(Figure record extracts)
____________

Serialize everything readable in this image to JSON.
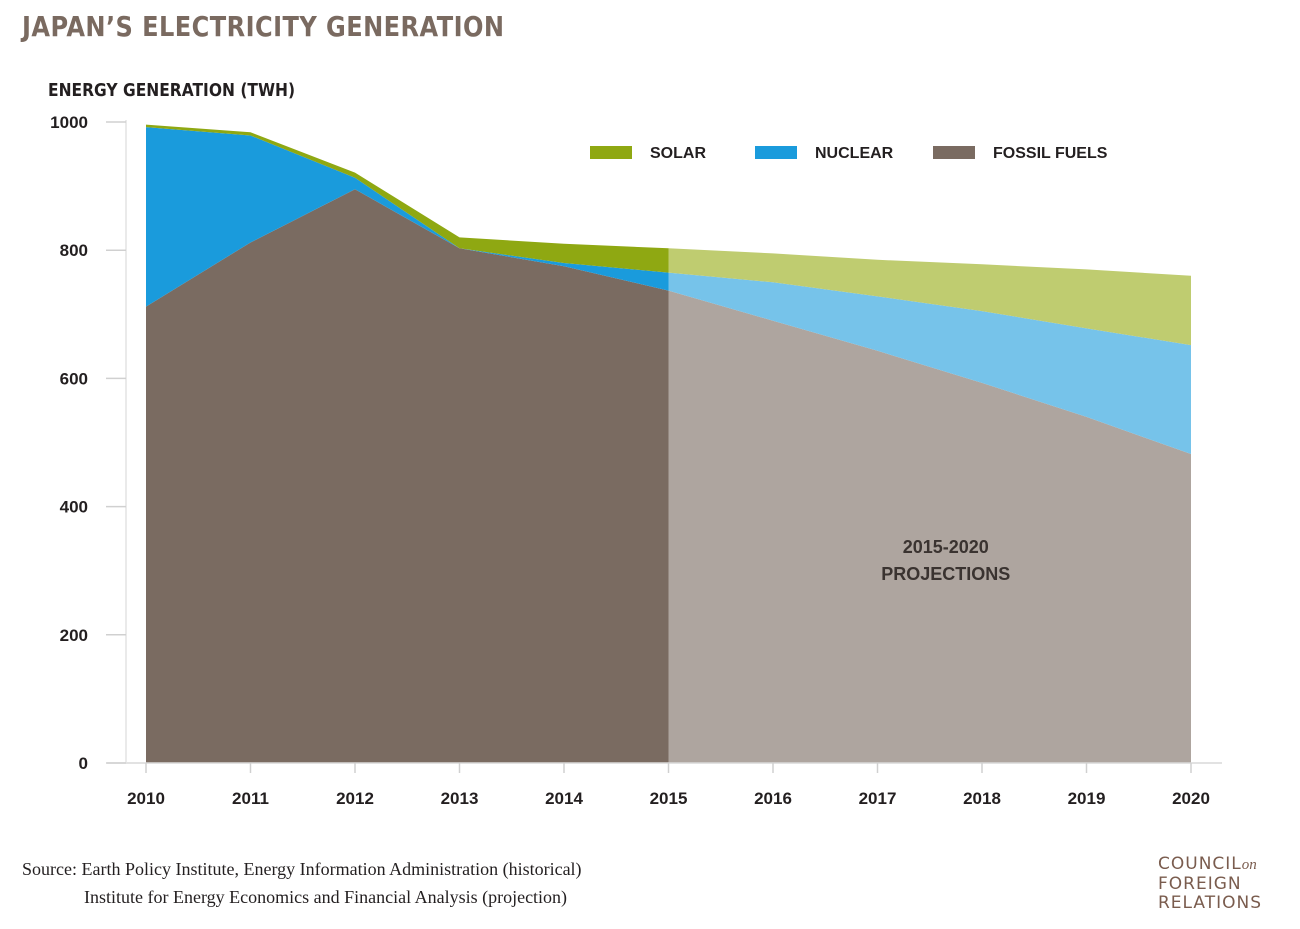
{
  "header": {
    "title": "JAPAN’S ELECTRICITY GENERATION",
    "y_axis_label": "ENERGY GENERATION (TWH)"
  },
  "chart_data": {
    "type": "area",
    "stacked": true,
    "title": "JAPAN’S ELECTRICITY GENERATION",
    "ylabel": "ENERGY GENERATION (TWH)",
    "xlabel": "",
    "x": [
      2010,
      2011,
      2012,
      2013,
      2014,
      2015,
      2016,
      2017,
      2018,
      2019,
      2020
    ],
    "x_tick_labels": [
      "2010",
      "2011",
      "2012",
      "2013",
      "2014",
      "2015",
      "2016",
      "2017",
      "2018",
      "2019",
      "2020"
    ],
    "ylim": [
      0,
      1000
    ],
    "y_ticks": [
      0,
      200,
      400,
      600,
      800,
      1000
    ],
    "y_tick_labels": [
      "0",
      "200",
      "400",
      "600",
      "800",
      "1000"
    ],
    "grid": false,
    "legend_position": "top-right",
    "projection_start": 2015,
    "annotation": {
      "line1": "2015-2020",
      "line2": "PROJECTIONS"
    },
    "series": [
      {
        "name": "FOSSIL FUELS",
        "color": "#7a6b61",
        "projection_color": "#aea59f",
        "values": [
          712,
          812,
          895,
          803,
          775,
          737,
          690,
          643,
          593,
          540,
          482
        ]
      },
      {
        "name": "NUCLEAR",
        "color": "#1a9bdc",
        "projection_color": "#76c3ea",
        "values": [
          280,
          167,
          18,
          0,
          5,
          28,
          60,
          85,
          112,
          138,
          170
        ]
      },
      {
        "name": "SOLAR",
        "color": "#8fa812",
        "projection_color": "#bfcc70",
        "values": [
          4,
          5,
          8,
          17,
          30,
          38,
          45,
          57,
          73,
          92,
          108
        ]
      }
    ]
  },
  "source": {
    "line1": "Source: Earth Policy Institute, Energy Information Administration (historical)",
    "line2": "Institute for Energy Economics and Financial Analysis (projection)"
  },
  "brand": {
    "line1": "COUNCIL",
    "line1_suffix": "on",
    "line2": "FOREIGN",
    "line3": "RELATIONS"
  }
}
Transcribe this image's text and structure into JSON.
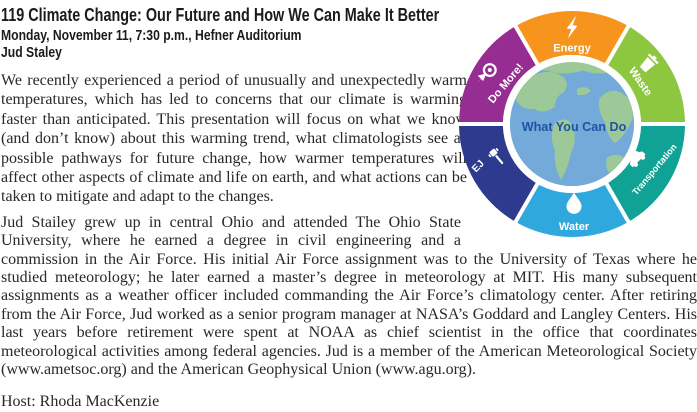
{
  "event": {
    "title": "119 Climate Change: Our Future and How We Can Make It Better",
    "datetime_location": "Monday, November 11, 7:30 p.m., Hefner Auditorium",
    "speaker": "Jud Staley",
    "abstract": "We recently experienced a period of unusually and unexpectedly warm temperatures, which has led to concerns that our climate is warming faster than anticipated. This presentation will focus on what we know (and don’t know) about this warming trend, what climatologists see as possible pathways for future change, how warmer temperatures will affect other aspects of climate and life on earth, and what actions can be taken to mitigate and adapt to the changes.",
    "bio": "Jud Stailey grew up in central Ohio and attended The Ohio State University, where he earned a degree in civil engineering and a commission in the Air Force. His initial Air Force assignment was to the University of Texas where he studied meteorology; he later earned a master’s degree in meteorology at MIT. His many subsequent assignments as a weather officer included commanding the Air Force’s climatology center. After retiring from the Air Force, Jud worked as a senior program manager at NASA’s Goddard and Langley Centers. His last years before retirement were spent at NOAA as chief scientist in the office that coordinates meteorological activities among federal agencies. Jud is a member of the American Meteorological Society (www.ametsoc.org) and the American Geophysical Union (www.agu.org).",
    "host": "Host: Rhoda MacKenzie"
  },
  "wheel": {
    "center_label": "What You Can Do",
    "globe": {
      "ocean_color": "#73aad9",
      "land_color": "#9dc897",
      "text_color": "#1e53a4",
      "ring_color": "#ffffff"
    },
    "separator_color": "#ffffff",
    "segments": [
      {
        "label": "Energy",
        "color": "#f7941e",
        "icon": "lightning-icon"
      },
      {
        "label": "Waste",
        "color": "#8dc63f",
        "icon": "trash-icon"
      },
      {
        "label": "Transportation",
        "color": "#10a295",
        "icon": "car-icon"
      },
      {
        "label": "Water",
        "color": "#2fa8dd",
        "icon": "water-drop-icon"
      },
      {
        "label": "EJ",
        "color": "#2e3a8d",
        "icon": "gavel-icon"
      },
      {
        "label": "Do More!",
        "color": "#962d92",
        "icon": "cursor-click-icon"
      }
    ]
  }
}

____________

## Goal of the exercise
Copy the records above exactly, leaving out every picture.

## Solution to the exercise
Serialize everything readable in this image to JSON.
{
  "header": {
    "title": "JAPAN’S ELECTRICITY GENERATION",
    "y_axis_label": "ENERGY GENERATION (TWH)"
  },
  "chart_data": {
    "type": "area",
    "stacked": true,
    "title": "JAPAN’S ELECTRICITY GENERATION",
    "ylabel": "ENERGY GENERATION (TWH)",
    "xlabel": "",
    "x": [
      2010,
      2011,
      2012,
      2013,
      2014,
      2015,
      2016,
      2017,
      2018,
      2019,
      2020
    ],
    "x_tick_labels": [
      "2010",
      "2011",
      "2012",
      "2013",
      "2014",
      "2015",
      "2016",
      "2017",
      "2018",
      "2019",
      "2020"
    ],
    "ylim": [
      0,
      1000
    ],
    "y_ticks": [
      0,
      200,
      400,
      600,
      800,
      1000
    ],
    "y_tick_labels": [
      "0",
      "200",
      "400",
      "600",
      "800",
      "1000"
    ],
    "grid": false,
    "legend_position": "top-right",
    "projection_start": 2015,
    "annotation": {
      "line1": "2015-2020",
      "line2": "PROJECTIONS"
    },
    "series": [
      {
        "name": "FOSSIL FUELS",
        "color": "#7a6b61",
        "projection_color": "#aea59f",
        "values": [
          712,
          812,
          895,
          803,
          775,
          737,
          690,
          643,
          593,
          540,
          482
        ]
      },
      {
        "name": "NUCLEAR",
        "color": "#1a9bdc",
        "projection_color": "#76c3ea",
        "values": [
          280,
          167,
          18,
          0,
          5,
          28,
          60,
          85,
          112,
          138,
          170
        ]
      },
      {
        "name": "SOLAR",
        "color": "#8fa812",
        "projection_color": "#bfcc70",
        "values": [
          4,
          5,
          8,
          17,
          30,
          38,
          45,
          57,
          73,
          92,
          108
        ]
      }
    ]
  },
  "source": {
    "line1": "Source: Earth Policy Institute, Energy Information Administration (historical)",
    "line2": "Institute for Energy Economics and Financial Analysis (projection)"
  },
  "brand": {
    "line1": "COUNCIL",
    "line1_suffix": "on",
    "line2": "FOREIGN",
    "line3": "RELATIONS"
  }
}
Transcribe this image's text and structure into JSON.
{
  "event": {
    "title": "119 Climate Change: Our Future and How We Can Make It Better",
    "datetime_location": "Monday, November 11, 7:30 p.m., Hefner Auditorium",
    "speaker": "Jud Staley",
    "abstract": "We recently experienced a period of unusually and unexpectedly warm temperatures, which has led to concerns that our climate is warming faster than anticipated. This presentation will focus on what we know (and don’t know) about this warming trend, what climatologists see as possible pathways for future change, how warmer temperatures will affect other aspects of climate and life on earth, and what actions can be taken to mitigate and adapt to the changes.",
    "bio": "Jud Stailey grew up in central Ohio and attended The Ohio State University, where he earned a degree in civil engineering and a commission in the Air Force. His initial Air Force assignment was to the University of Texas where he studied meteorology; he later earned a master’s degree in meteorology at MIT. His many subsequent assignments as a weather officer included commanding the Air Force’s climatology center. After retiring from the Air Force, Jud worked as a senior program manager at NASA’s Goddard and Langley Centers. His last years before retirement were spent at NOAA as chief scientist in the office that coordinates meteorological activities among federal agencies. Jud is a member of the American Meteorological Society (www.ametsoc.org) and the American Geophysical Union (www.agu.org).",
    "host": "Host: Rhoda MacKenzie"
  },
  "wheel": {
    "center_label": "What You Can Do",
    "globe": {
      "ocean_color": "#73aad9",
      "land_color": "#9dc897",
      "text_color": "#1e53a4",
      "ring_color": "#ffffff"
    },
    "separator_color": "#ffffff",
    "segments": [
      {
        "label": "Energy",
        "color": "#f7941e",
        "icon": "lightning-icon"
      },
      {
        "label": "Waste",
        "color": "#8dc63f",
        "icon": "trash-icon"
      },
      {
        "label": "Transportation",
        "color": "#10a295",
        "icon": "car-icon"
      },
      {
        "label": "Water",
        "color": "#2fa8dd",
        "icon": "water-drop-icon"
      },
      {
        "label": "EJ",
        "color": "#2e3a8d",
        "icon": "gavel-icon"
      },
      {
        "label": "Do More!",
        "color": "#962d92",
        "icon": "cursor-click-icon"
      }
    ]
  }
}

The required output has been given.